(Page element annotations)
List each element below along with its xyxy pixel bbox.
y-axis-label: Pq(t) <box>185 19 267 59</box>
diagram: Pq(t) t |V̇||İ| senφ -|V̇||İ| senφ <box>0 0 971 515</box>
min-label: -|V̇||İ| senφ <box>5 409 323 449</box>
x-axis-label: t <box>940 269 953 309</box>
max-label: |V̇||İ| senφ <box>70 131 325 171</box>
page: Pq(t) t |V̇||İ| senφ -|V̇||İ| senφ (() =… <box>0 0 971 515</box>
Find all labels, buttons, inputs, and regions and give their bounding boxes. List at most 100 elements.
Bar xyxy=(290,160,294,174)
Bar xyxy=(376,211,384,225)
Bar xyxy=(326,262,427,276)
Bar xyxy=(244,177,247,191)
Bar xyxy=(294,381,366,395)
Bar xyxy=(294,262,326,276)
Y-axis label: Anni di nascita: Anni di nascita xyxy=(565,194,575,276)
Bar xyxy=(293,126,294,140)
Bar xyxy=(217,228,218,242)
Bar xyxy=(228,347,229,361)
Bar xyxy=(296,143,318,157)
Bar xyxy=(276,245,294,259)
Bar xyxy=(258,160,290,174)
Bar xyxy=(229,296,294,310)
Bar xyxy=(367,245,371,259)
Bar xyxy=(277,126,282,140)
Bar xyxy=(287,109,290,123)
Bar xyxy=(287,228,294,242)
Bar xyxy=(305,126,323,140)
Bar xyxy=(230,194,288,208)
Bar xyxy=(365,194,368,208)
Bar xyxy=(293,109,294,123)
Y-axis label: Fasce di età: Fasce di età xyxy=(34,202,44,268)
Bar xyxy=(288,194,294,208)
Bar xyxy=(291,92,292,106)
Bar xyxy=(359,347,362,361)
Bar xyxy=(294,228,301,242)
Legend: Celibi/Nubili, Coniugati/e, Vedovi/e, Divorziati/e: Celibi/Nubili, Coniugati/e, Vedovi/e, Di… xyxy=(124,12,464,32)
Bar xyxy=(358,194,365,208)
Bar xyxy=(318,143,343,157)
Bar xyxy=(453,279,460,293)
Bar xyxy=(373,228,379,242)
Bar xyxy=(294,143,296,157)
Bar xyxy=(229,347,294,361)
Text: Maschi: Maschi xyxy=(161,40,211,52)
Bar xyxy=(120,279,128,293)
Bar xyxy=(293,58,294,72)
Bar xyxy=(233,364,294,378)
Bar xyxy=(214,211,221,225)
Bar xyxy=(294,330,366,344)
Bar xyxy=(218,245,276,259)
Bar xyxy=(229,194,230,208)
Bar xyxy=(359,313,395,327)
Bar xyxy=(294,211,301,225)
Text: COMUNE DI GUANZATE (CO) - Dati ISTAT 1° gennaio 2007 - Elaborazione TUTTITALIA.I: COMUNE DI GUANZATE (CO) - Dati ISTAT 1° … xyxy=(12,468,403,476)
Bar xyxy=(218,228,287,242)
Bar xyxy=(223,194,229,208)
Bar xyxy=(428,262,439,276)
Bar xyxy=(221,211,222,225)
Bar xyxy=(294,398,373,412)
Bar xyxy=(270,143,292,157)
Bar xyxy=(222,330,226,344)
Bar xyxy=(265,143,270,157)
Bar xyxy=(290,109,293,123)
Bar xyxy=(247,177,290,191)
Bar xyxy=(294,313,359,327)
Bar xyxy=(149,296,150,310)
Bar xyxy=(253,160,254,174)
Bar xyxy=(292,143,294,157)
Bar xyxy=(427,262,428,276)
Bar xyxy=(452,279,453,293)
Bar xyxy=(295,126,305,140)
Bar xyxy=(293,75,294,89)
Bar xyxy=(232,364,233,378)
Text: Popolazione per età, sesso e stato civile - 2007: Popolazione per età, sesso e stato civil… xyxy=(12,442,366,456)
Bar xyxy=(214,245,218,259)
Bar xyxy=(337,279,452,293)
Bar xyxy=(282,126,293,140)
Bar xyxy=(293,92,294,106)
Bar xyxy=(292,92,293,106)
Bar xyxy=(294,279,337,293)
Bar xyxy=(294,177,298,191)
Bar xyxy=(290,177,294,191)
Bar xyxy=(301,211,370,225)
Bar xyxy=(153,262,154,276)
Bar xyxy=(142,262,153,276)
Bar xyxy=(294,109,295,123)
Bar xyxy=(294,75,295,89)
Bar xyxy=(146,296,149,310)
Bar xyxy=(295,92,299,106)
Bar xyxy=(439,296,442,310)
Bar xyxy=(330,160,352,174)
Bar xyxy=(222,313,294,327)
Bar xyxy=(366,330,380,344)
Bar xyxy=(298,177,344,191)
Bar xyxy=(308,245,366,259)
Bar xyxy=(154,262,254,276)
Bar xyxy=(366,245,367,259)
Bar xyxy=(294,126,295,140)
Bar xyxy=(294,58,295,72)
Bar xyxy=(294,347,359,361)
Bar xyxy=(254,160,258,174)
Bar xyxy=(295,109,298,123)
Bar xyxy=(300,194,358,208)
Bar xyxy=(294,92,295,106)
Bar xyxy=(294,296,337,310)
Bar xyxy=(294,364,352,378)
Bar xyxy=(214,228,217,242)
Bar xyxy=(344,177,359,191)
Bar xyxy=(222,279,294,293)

• Written request: Can you rewrite all of the records above, swapping "Bar" for "Column" and leaving everything else unchanged?

• Exercise solution:
List each element below along with its xyxy pixel bbox.
y-axis-label: Pq(t) <box>185 19 267 59</box>
diagram: Pq(t) t |V̇||İ| senφ -|V̇||İ| senφ <box>0 0 971 515</box>
min-label: -|V̇||İ| senφ <box>5 409 323 449</box>
x-axis-label: t <box>940 269 953 309</box>
max-label: |V̇||İ| senφ <box>70 131 325 171</box>
page: Pq(t) t |V̇||İ| senφ -|V̇||İ| senφ (() =… <box>0 0 971 515</box>
Find all labels, buttons, inputs, and regions and give their bounding boxes. List at most 100 elements.
Column xyxy=(290,160,294,174)
Column xyxy=(376,211,384,225)
Column xyxy=(326,262,427,276)
Column xyxy=(244,177,247,191)
Column xyxy=(294,381,366,395)
Column xyxy=(294,262,326,276)
Y-axis label: Anni di nascita: Anni di nascita xyxy=(565,194,575,276)
Column xyxy=(293,126,294,140)
Column xyxy=(217,228,218,242)
Column xyxy=(228,347,229,361)
Column xyxy=(296,143,318,157)
Column xyxy=(276,245,294,259)
Column xyxy=(258,160,290,174)
Column xyxy=(229,296,294,310)
Column xyxy=(367,245,371,259)
Column xyxy=(277,126,282,140)
Column xyxy=(287,109,290,123)
Column xyxy=(287,228,294,242)
Column xyxy=(305,126,323,140)
Column xyxy=(230,194,288,208)
Column xyxy=(365,194,368,208)
Column xyxy=(293,109,294,123)
Y-axis label: Fasce di età: Fasce di età xyxy=(34,202,44,268)
Column xyxy=(288,194,294,208)
Column xyxy=(291,92,292,106)
Column xyxy=(359,347,362,361)
Column xyxy=(294,228,301,242)
Legend: Celibi/Nubili, Coniugati/e, Vedovi/e, Divorziati/e: Celibi/Nubili, Coniugati/e, Vedovi/e, Di… xyxy=(124,12,464,32)
Column xyxy=(358,194,365,208)
Column xyxy=(318,143,343,157)
Column xyxy=(453,279,460,293)
Column xyxy=(373,228,379,242)
Column xyxy=(294,143,296,157)
Column xyxy=(229,347,294,361)
Text: Maschi: Maschi xyxy=(161,40,211,52)
Column xyxy=(120,279,128,293)
Column xyxy=(293,58,294,72)
Column xyxy=(233,364,294,378)
Column xyxy=(214,211,221,225)
Column xyxy=(294,330,366,344)
Column xyxy=(218,245,276,259)
Column xyxy=(229,194,230,208)
Column xyxy=(359,313,395,327)
Column xyxy=(294,211,301,225)
Text: COMUNE DI GUANZATE (CO) - Dati ISTAT 1° gennaio 2007 - Elaborazione TUTTITALIA.I: COMUNE DI GUANZATE (CO) - Dati ISTAT 1° … xyxy=(12,468,403,476)
Column xyxy=(218,228,287,242)
Column xyxy=(223,194,229,208)
Column xyxy=(428,262,439,276)
Column xyxy=(221,211,222,225)
Column xyxy=(294,398,373,412)
Column xyxy=(270,143,292,157)
Column xyxy=(222,330,226,344)
Column xyxy=(265,143,270,157)
Column xyxy=(290,109,293,123)
Column xyxy=(247,177,290,191)
Column xyxy=(294,313,359,327)
Column xyxy=(149,296,150,310)
Column xyxy=(253,160,254,174)
Column xyxy=(292,143,294,157)
Column xyxy=(427,262,428,276)
Column xyxy=(452,279,453,293)
Column xyxy=(295,126,305,140)
Column xyxy=(293,75,294,89)
Column xyxy=(232,364,233,378)
Text: Popolazione per età, sesso e stato civile - 2007: Popolazione per età, sesso e stato civil… xyxy=(12,442,366,456)
Column xyxy=(214,245,218,259)
Column xyxy=(337,279,452,293)
Column xyxy=(282,126,293,140)
Column xyxy=(293,92,294,106)
Column xyxy=(292,92,293,106)
Column xyxy=(294,279,337,293)
Column xyxy=(294,177,298,191)
Column xyxy=(290,177,294,191)
Column xyxy=(301,211,370,225)
Column xyxy=(153,262,154,276)
Column xyxy=(142,262,153,276)
Column xyxy=(294,109,295,123)
Column xyxy=(294,75,295,89)
Column xyxy=(146,296,149,310)
Column xyxy=(295,92,299,106)
Column xyxy=(439,296,442,310)
Column xyxy=(330,160,352,174)
Column xyxy=(222,313,294,327)
Column xyxy=(366,330,380,344)
Column xyxy=(298,177,344,191)
Column xyxy=(308,245,366,259)
Column xyxy=(154,262,254,276)
Column xyxy=(366,245,367,259)
Column xyxy=(294,126,295,140)
Column xyxy=(294,58,295,72)
Column xyxy=(294,347,359,361)
Column xyxy=(254,160,258,174)
Column xyxy=(295,109,298,123)
Column xyxy=(300,194,358,208)
Column xyxy=(294,92,295,106)
Column xyxy=(294,296,337,310)
Column xyxy=(294,364,352,378)
Column xyxy=(214,228,217,242)
Column xyxy=(344,177,359,191)
Column xyxy=(222,279,294,293)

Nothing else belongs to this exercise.